*Excerpt*.
General characteristics
- Class & type: LR container ship
- Length: 334 m (1,095 ft 10 in)
- Beam: 43 m (141 ft 1 in)
- Draught: 14.5 m (47 ft 7 in)
- Depth: 24.6 m (80 ft 9 in)
- Installed power: 68,490 kW (91,850 hp) B&W 1 × 2 Stroke 12 cy. 980 x 2,400, Doosan engine
- Propulsion: 1 oil engine 1 FP propeller
- Speed: 25.2 knots (46.7 km/h; 29.0 mph)
- Capacity: 8,500

= CSCL Asia =

Container ship owned by Arisa Navigation Co Ltd

CSCL Asia is a container ship owned by Arisa Navigation Co Ltd, and sails under a Hong Kong flag. It was the largest container ship in the world when it was built. It is one of five vessels that will be deployed from Asia to the West Coast of the U.S. On July 13, 2004, CSCL Asia made its voyage from the Hong Kong International Terminals in Kwai Chang.

==Hull and engine==
CSCL Asia has a length of 334 m. It is a fully cellular container ship, that has a capacity of 8,500 TEU, with 19 hatches, 9 holds, and 700 reefer plugs.

CSCL Asia has a B&W 12K98MC-C, 2-stroke, 12-cylinder engine, capable of producing 68490 kW, driving a fixed pitch propeller. The ship's engine was built by Doosan Engine. The ship also has an auxiliary generator, that is a 4 × 2, 2,700 kW 6,600V 60 Hz. The ship also has onboard boilers.

*What the task requires*.
Answer these about the CSCL Asia text:
1. Under which flag does CSCL Asia sail?
2. How many hatches does the ship have?
3. Which company built the ship's engine?

*Supplied records*.
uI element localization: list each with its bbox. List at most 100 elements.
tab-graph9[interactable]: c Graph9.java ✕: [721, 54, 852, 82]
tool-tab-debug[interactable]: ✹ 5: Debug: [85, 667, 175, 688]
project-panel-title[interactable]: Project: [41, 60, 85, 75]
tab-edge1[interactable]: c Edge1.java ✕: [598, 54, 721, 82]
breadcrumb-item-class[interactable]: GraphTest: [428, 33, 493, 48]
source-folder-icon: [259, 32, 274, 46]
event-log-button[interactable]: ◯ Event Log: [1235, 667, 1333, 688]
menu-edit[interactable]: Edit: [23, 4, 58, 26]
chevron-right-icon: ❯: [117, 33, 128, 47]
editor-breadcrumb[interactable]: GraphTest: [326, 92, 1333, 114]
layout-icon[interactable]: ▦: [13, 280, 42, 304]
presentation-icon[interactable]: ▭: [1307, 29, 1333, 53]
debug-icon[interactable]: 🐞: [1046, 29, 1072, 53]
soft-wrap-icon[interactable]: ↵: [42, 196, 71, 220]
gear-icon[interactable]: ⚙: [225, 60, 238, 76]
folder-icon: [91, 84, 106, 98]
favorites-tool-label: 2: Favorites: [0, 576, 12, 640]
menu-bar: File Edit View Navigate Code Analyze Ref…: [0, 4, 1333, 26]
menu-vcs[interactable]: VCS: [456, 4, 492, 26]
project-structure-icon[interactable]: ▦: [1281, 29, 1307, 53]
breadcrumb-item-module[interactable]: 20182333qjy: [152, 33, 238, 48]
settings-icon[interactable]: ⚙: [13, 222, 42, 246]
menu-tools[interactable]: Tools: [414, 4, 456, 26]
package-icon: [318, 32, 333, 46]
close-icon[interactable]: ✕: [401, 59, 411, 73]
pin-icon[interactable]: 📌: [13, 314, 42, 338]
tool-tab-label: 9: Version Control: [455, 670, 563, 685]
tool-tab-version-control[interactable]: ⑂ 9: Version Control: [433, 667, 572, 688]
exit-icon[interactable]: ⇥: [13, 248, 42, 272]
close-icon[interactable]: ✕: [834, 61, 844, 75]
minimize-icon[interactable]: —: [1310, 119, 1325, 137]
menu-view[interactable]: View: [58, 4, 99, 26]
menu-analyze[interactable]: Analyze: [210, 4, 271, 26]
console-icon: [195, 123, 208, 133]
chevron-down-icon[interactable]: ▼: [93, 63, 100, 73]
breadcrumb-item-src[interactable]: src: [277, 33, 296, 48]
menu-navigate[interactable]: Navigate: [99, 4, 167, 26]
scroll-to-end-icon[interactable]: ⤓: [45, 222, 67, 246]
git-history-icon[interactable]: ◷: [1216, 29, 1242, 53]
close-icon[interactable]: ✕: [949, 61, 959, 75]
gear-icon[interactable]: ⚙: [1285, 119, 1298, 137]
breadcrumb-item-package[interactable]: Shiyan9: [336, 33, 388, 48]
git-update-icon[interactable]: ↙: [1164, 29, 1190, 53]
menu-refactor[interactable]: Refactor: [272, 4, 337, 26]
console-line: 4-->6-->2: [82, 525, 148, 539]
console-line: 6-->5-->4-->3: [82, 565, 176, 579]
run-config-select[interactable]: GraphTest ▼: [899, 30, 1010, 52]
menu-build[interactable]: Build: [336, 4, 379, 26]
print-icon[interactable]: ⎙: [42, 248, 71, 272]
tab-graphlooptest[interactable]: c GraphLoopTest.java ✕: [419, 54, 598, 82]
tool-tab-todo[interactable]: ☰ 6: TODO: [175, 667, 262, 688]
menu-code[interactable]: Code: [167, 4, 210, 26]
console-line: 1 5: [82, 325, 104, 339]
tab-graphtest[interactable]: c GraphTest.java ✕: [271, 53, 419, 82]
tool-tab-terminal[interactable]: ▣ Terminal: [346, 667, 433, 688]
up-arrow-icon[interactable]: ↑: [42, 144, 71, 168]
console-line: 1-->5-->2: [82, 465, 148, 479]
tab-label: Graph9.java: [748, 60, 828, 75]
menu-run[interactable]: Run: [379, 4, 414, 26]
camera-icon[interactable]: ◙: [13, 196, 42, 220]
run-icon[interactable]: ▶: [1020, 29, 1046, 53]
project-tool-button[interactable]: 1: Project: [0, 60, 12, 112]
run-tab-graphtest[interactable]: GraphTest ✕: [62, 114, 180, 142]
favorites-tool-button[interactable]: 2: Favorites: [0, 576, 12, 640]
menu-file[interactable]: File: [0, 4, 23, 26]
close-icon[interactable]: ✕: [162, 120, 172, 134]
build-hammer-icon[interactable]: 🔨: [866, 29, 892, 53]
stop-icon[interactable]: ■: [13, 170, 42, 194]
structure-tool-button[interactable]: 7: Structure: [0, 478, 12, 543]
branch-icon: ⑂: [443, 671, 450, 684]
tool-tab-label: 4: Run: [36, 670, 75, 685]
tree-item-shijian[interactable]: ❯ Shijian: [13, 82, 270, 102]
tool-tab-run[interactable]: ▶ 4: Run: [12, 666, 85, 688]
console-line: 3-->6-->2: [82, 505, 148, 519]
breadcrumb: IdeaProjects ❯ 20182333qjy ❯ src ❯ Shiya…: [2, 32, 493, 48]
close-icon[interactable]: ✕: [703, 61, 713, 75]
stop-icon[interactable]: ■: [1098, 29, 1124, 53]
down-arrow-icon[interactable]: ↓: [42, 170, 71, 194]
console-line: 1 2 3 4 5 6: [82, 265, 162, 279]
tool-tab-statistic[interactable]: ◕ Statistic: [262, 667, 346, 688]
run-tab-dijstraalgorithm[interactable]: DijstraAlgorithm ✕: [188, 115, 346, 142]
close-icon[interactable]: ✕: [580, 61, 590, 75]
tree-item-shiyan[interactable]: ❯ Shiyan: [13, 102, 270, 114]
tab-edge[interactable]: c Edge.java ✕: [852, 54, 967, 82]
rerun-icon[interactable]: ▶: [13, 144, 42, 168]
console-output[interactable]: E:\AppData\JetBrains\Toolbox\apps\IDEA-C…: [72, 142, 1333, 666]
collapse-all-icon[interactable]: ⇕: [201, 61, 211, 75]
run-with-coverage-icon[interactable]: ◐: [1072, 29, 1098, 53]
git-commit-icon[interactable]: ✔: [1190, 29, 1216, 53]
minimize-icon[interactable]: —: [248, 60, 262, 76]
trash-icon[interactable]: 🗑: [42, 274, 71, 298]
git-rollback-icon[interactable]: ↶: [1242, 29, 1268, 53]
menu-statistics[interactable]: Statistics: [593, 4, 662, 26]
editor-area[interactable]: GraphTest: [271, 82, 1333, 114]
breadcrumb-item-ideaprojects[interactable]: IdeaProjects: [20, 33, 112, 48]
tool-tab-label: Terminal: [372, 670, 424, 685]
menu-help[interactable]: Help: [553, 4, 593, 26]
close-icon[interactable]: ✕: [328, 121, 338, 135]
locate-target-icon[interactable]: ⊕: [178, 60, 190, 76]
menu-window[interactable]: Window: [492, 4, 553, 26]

*Answer to this problem*.
1. Hong Kong
2. 19
3. Doosan Engine